- [REQUIREMENT] Quote the records that follow in full, leaving the pictures out.

Figure contents as structured data

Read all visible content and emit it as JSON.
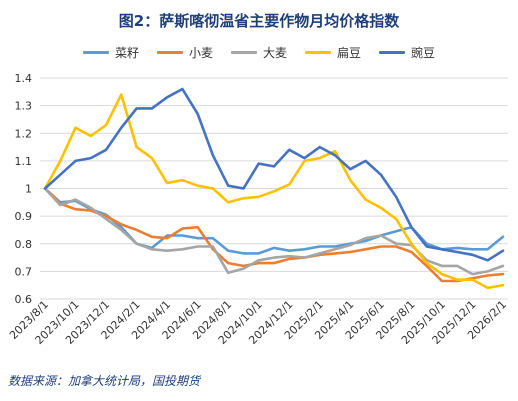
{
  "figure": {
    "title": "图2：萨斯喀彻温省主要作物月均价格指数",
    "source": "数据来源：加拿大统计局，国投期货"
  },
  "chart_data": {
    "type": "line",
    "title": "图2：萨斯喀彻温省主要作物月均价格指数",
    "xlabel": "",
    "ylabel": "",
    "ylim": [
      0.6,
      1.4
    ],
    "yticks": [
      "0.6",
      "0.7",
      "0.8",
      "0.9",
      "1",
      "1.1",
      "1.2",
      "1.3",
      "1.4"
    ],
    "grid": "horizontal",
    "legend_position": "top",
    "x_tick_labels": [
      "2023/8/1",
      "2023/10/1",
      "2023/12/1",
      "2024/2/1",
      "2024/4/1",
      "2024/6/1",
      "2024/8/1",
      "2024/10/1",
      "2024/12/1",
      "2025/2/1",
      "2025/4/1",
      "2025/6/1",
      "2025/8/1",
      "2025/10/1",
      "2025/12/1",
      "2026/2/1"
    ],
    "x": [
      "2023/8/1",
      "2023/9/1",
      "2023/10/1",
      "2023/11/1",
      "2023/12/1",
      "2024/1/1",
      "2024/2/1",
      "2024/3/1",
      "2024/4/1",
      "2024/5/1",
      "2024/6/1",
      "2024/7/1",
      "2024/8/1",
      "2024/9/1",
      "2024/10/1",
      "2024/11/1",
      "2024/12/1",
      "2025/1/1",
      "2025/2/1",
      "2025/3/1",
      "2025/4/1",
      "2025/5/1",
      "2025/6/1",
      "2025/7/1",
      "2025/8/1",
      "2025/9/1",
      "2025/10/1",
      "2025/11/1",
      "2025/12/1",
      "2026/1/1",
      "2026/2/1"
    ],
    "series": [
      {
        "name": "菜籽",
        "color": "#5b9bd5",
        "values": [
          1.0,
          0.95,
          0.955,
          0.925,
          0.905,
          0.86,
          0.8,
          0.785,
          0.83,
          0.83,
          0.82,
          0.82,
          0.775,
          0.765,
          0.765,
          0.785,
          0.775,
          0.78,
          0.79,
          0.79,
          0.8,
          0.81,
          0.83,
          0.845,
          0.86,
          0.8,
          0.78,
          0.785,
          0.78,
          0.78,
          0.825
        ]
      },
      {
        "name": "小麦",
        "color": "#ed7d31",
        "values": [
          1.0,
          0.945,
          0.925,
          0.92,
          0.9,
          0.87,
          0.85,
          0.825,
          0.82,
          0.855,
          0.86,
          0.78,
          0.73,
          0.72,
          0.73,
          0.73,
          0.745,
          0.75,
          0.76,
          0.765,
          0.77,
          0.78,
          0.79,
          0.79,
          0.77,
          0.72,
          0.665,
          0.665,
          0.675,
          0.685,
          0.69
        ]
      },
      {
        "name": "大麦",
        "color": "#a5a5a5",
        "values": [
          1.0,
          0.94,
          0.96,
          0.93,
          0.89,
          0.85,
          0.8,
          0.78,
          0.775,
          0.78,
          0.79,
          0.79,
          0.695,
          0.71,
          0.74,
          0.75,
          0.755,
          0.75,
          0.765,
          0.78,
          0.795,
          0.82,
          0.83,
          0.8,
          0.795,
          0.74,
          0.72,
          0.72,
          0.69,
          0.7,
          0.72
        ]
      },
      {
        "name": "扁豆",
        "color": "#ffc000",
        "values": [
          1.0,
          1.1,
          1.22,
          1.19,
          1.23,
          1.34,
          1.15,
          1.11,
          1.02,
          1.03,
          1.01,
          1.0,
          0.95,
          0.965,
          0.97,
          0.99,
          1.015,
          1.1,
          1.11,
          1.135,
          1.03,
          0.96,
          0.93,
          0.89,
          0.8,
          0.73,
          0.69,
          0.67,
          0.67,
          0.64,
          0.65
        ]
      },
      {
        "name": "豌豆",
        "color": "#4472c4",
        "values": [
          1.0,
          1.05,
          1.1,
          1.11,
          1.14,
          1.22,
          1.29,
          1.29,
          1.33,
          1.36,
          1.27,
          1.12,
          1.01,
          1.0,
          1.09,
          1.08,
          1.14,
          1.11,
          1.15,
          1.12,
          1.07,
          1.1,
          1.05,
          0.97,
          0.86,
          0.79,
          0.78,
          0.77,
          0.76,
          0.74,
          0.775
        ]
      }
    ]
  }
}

- [RESULT FOR THIS TASK]
Read all visible content and emit it as JSON.
{
  "figure": {
    "title": "图2：萨斯喀彻温省主要作物月均价格指数",
    "source": "数据来源：加拿大统计局，国投期货"
  },
  "chart_data": {
    "type": "line",
    "title": "图2：萨斯喀彻温省主要作物月均价格指数",
    "xlabel": "",
    "ylabel": "",
    "ylim": [
      0.6,
      1.4
    ],
    "yticks": [
      "0.6",
      "0.7",
      "0.8",
      "0.9",
      "1",
      "1.1",
      "1.2",
      "1.3",
      "1.4"
    ],
    "grid": "horizontal",
    "legend_position": "top",
    "x_tick_labels": [
      "2023/8/1",
      "2023/10/1",
      "2023/12/1",
      "2024/2/1",
      "2024/4/1",
      "2024/6/1",
      "2024/8/1",
      "2024/10/1",
      "2024/12/1",
      "2025/2/1",
      "2025/4/1",
      "2025/6/1",
      "2025/8/1",
      "2025/10/1",
      "2025/12/1",
      "2026/2/1"
    ],
    "x": [
      "2023/8/1",
      "2023/9/1",
      "2023/10/1",
      "2023/11/1",
      "2023/12/1",
      "2024/1/1",
      "2024/2/1",
      "2024/3/1",
      "2024/4/1",
      "2024/5/1",
      "2024/6/1",
      "2024/7/1",
      "2024/8/1",
      "2024/9/1",
      "2024/10/1",
      "2024/11/1",
      "2024/12/1",
      "2025/1/1",
      "2025/2/1",
      "2025/3/1",
      "2025/4/1",
      "2025/5/1",
      "2025/6/1",
      "2025/7/1",
      "2025/8/1",
      "2025/9/1",
      "2025/10/1",
      "2025/11/1",
      "2025/12/1",
      "2026/1/1",
      "2026/2/1"
    ],
    "series": [
      {
        "name": "菜籽",
        "color": "#5b9bd5",
        "values": [
          1.0,
          0.95,
          0.955,
          0.925,
          0.905,
          0.86,
          0.8,
          0.785,
          0.83,
          0.83,
          0.82,
          0.82,
          0.775,
          0.765,
          0.765,
          0.785,
          0.775,
          0.78,
          0.79,
          0.79,
          0.8,
          0.81,
          0.83,
          0.845,
          0.86,
          0.8,
          0.78,
          0.785,
          0.78,
          0.78,
          0.825
        ]
      },
      {
        "name": "小麦",
        "color": "#ed7d31",
        "values": [
          1.0,
          0.945,
          0.925,
          0.92,
          0.9,
          0.87,
          0.85,
          0.825,
          0.82,
          0.855,
          0.86,
          0.78,
          0.73,
          0.72,
          0.73,
          0.73,
          0.745,
          0.75,
          0.76,
          0.765,
          0.77,
          0.78,
          0.79,
          0.79,
          0.77,
          0.72,
          0.665,
          0.665,
          0.675,
          0.685,
          0.69
        ]
      },
      {
        "name": "大麦",
        "color": "#a5a5a5",
        "values": [
          1.0,
          0.94,
          0.96,
          0.93,
          0.89,
          0.85,
          0.8,
          0.78,
          0.775,
          0.78,
          0.79,
          0.79,
          0.695,
          0.71,
          0.74,
          0.75,
          0.755,
          0.75,
          0.765,
          0.78,
          0.795,
          0.82,
          0.83,
          0.8,
          0.795,
          0.74,
          0.72,
          0.72,
          0.69,
          0.7,
          0.72
        ]
      },
      {
        "name": "扁豆",
        "color": "#ffc000",
        "values": [
          1.0,
          1.1,
          1.22,
          1.19,
          1.23,
          1.34,
          1.15,
          1.11,
          1.02,
          1.03,
          1.01,
          1.0,
          0.95,
          0.965,
          0.97,
          0.99,
          1.015,
          1.1,
          1.11,
          1.135,
          1.03,
          0.96,
          0.93,
          0.89,
          0.8,
          0.73,
          0.69,
          0.67,
          0.67,
          0.64,
          0.65
        ]
      },
      {
        "name": "豌豆",
        "color": "#4472c4",
        "values": [
          1.0,
          1.05,
          1.1,
          1.11,
          1.14,
          1.22,
          1.29,
          1.29,
          1.33,
          1.36,
          1.27,
          1.12,
          1.01,
          1.0,
          1.09,
          1.08,
          1.14,
          1.11,
          1.15,
          1.12,
          1.07,
          1.1,
          1.05,
          0.97,
          0.86,
          0.79,
          0.78,
          0.77,
          0.76,
          0.74,
          0.775
        ]
      }
    ]
  }
}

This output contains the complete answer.